Write out each entry, exactly the way it appears.

Source data
========================================

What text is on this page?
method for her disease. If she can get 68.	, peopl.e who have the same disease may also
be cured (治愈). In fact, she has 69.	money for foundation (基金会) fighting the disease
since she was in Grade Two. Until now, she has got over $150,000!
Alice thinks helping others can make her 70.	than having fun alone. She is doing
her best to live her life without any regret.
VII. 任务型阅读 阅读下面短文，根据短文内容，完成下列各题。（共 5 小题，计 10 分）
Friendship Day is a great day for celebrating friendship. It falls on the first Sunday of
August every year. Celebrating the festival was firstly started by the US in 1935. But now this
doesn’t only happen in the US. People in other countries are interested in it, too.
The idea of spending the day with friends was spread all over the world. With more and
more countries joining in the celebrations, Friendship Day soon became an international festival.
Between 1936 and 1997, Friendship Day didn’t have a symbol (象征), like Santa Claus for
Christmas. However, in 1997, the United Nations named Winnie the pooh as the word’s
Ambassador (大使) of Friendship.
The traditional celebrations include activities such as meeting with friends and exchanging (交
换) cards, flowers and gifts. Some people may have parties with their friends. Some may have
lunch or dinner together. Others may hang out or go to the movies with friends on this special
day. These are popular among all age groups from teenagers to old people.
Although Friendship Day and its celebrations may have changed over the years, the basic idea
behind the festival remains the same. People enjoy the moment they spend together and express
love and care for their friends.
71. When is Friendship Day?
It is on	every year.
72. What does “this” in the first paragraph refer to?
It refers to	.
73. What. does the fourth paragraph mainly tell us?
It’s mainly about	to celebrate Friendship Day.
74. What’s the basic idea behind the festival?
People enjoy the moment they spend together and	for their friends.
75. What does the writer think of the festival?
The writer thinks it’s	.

========================================

PROBLEM SOLUTION:
What text is on this page?
method for her disease. If she can get 68.	, peopl.e who have the same disease may also
be cured (治愈). In fact, she has 69.	money for foundation (基金会) fighting the disease
since she was in Grade Two. Until now, she has got over $150,000!
Alice thinks helping others can make her 70.	than having fun alone. She is doing
her best to live her life without any regret.
VII. 任务型阅读 阅读下面短文，根据短文内容，完成下列各题。（共 5 小题，计 10 分）
Friendship Day is a great day for celebrating friendship. It falls on the first Sunday of
August every year. Celebrating the festival was firstly started by the US in 1935. But now this
doesn’t only happen in the US. People in other countries are interested in it, too.
The idea of spending the day with friends was spread all over the world. With more and
more countries joining in the celebrations, Friendship Day soon became an international festival.
Between 1936 and 1997, Friendship Day didn’t have a symbol (象征), like Santa Claus for
Christmas. However, in 1997, the United Nations named Winnie the pooh as the word’s
Ambassador (大使) of Friendship.
The traditional celebrations include activities such as meeting with friends and exchanging (交
换) cards, flowers and gifts. Some people may have parties with their friends. Some may have
lunch or dinner together. Others may hang out or go to the movies with friends on this special
day. These are popular among all age groups from teenagers to old people.
Although Friendship Day and its celebrations may have changed over the years, the basic idea
behind the festival remains the same. People enjoy the moment they spend together and express
love and care for their friends.
71. When is Friendship Day?
It is on	every year.
72. What does “this” in the first paragraph refer to?
It refers to	.
73. What. does the fourth paragraph mainly tell us?
It’s mainly about	to celebrate Friendship Day.
74. What’s the basic idea behind the festival?
People enjoy the moment they spend together and	for their friends.
75. What does the writer think of the festival?
The writer thinks it’s	.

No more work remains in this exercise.